### WORK REQUIRED
Could you give the data below again, exactly and completely?

### DATA SHOWN
------------------------------------------------------------------------
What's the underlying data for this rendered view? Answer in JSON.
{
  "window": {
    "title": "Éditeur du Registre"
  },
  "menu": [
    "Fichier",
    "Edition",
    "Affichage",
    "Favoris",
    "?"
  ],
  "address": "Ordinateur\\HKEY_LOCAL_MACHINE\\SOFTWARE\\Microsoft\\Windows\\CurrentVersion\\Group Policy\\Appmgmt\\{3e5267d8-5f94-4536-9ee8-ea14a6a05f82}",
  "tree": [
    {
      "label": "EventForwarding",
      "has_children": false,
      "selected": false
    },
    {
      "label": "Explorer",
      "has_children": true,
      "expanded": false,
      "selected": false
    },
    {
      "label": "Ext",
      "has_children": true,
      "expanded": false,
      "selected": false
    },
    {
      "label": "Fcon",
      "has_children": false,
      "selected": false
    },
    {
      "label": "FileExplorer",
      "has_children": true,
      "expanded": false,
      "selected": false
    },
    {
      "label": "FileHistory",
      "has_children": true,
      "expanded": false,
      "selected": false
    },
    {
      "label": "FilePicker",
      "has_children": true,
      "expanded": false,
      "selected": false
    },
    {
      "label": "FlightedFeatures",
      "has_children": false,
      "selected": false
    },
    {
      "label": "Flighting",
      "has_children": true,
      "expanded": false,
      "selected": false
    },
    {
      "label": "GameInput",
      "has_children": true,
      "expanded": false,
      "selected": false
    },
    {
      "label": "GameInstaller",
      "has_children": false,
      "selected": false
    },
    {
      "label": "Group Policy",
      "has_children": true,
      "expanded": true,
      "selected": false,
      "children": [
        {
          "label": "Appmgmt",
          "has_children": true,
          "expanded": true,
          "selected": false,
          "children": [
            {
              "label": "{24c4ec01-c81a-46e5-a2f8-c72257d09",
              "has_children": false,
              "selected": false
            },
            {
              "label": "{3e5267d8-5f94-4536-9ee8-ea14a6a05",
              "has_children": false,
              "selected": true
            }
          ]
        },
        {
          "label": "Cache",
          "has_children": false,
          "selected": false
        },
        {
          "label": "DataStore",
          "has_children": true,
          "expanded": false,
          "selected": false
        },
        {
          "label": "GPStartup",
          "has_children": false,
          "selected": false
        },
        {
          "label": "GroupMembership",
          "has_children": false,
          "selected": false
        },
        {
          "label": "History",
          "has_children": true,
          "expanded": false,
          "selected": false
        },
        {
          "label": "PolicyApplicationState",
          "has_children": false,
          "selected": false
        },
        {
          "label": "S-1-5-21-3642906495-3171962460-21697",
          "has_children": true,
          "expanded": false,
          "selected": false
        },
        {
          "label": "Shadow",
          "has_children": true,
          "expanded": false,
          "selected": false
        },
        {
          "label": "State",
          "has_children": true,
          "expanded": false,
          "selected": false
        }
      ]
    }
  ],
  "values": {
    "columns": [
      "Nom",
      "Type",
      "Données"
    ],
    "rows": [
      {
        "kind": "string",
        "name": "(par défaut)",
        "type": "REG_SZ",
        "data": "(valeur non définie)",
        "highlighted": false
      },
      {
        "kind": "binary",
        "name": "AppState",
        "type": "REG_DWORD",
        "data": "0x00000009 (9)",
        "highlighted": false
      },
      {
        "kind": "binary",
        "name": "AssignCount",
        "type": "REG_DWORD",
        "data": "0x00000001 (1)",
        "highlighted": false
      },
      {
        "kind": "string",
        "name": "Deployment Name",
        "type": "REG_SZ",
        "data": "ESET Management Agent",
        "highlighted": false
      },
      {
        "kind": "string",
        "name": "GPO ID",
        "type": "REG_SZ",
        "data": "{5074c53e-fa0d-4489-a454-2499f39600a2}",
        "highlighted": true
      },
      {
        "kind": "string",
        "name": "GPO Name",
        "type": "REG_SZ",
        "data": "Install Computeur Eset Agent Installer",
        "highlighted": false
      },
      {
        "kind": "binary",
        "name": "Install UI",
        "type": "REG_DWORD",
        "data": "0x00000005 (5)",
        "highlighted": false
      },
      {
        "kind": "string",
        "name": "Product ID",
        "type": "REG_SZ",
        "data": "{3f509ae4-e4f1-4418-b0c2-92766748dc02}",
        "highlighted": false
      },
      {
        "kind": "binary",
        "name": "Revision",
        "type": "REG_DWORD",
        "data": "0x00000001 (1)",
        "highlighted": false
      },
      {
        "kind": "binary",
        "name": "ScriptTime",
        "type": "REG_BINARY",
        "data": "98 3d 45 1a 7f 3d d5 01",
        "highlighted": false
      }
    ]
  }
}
------------------------------------------------------------------------
### WRITTEN ANSWER
What's the underlying data for this rendered view? Answer in JSON.
{
  "window": {
    "title": "Éditeur du Registre"
  },
  "menu": [
    "Fichier",
    "Edition",
    "Affichage",
    "Favoris",
    "?"
  ],
  "address": "Ordinateur\\HKEY_LOCAL_MACHINE\\SOFTWARE\\Microsoft\\Windows\\CurrentVersion\\Group Policy\\Appmgmt\\{3e5267d8-5f94-4536-9ee8-ea14a6a05f82}",
  "tree": [
    {
      "label": "EventForwarding",
      "has_children": false,
      "selected": false
    },
    {
      "label": "Explorer",
      "has_children": true,
      "expanded": false,
      "selected": false
    },
    {
      "label": "Ext",
      "has_children": true,
      "expanded": false,
      "selected": false
    },
    {
      "label": "Fcon",
      "has_children": false,
      "selected": false
    },
    {
      "label": "FileExplorer",
      "has_children": true,
      "expanded": false,
      "selected": false
    },
    {
      "label": "FileHistory",
      "has_children": true,
      "expanded": false,
      "selected": false
    },
    {
      "label": "FilePicker",
      "has_children": true,
      "expanded": false,
      "selected": false
    },
    {
      "label": "FlightedFeatures",
      "has_children": false,
      "selected": false
    },
    {
      "label": "Flighting",
      "has_children": true,
      "expanded": false,
      "selected": false
    },
    {
      "label": "GameInput",
      "has_children": true,
      "expanded": false,
      "selected": false
    },
    {
      "label": "GameInstaller",
      "has_children": false,
      "selected": false
    },
    {
      "label": "Group Policy",
      "has_children": true,
      "expanded": true,
      "selected": false,
      "children": [
        {
          "label": "Appmgmt",
          "has_children": true,
          "expanded": true,
          "selected": false,
          "children": [
            {
              "label": "{24c4ec01-c81a-46e5-a2f8-c72257d09",
              "has_children": false,
              "selected": false
            },
            {
              "label": "{3e5267d8-5f94-4536-9ee8-ea14a6a05",
              "has_children": false,
              "selected": true
            }
          ]
        },
        {
          "label": "Cache",
          "has_children": false,
          "selected": false
        },
        {
          "label": "DataStore",
          "has_children": true,
          "expanded": false,
          "selected": false
        },
        {
          "label": "GPStartup",
          "has_children": false,
          "selected": false
        },
        {
          "label": "GroupMembership",
          "has_children": false,
          "selected": false
        },
        {
          "label": "History",
          "has_children": true,
          "expanded": false,
          "selected": false
        },
        {
          "label": "PolicyApplicationState",
          "has_children": false,
          "selected": false
        },
        {
          "label": "S-1-5-21-3642906495-3171962460-21697",
          "has_children": true,
          "expanded": false,
          "selected": false
        },
        {
          "label": "Shadow",
          "has_children": true,
          "expanded": false,
          "selected": false
        },
        {
          "label": "State",
          "has_children": true,
          "expanded": false,
          "selected": false
        }
      ]
    }
  ],
  "values": {
    "columns": [
      "Nom",
      "Type",
      "Données"
    ],
    "rows": [
      {
        "kind": "string",
        "name": "(par défaut)",
        "type": "REG_SZ",
        "data": "(valeur non définie)",
        "highlighted": false
      },
      {
        "kind": "binary",
        "name": "AppState",
        "type": "REG_DWORD",
        "data": "0x00000009 (9)",
        "highlighted": false
      },
      {
        "kind": "binary",
        "name": "AssignCount",
        "type": "REG_DWORD",
        "data": "0x00000001 (1)",
        "highlighted": false
      },
      {
        "kind": "string",
        "name": "Deployment Name",
        "type": "REG_SZ",
        "data": "ESET Management Agent",
        "highlighted": false
      },
      {
        "kind": "string",
        "name": "GPO ID",
        "type": "REG_SZ",
        "data": "{5074c53e-fa0d-4489-a454-2499f39600a2}",
        "highlighted": true
      },
      {
        "kind": "string",
        "name": "GPO Name",
        "type": "REG_SZ",
        "data": "Install Computeur Eset Agent Installer",
        "highlighted": false
      },
      {
        "kind": "binary",
        "name": "Install UI",
        "type": "REG_DWORD",
        "data": "0x00000005 (5)",
        "highlighted": false
      },
      {
        "kind": "string",
        "name": "Product ID",
        "type": "REG_SZ",
        "data": "{3f509ae4-e4f1-4418-b0c2-92766748dc02}",
        "highlighted": false
      },
      {
        "kind": "binary",
        "name": "Revision",
        "type": "REG_DWORD",
        "data": "0x00000001 (1)",
        "highlighted": false
      },
      {
        "kind": "binary",
        "name": "ScriptTime",
        "type": "REG_BINARY",
        "data": "98 3d 45 1a 7f 3d d5 01",
        "highlighted": false
      }
    ]
  }
}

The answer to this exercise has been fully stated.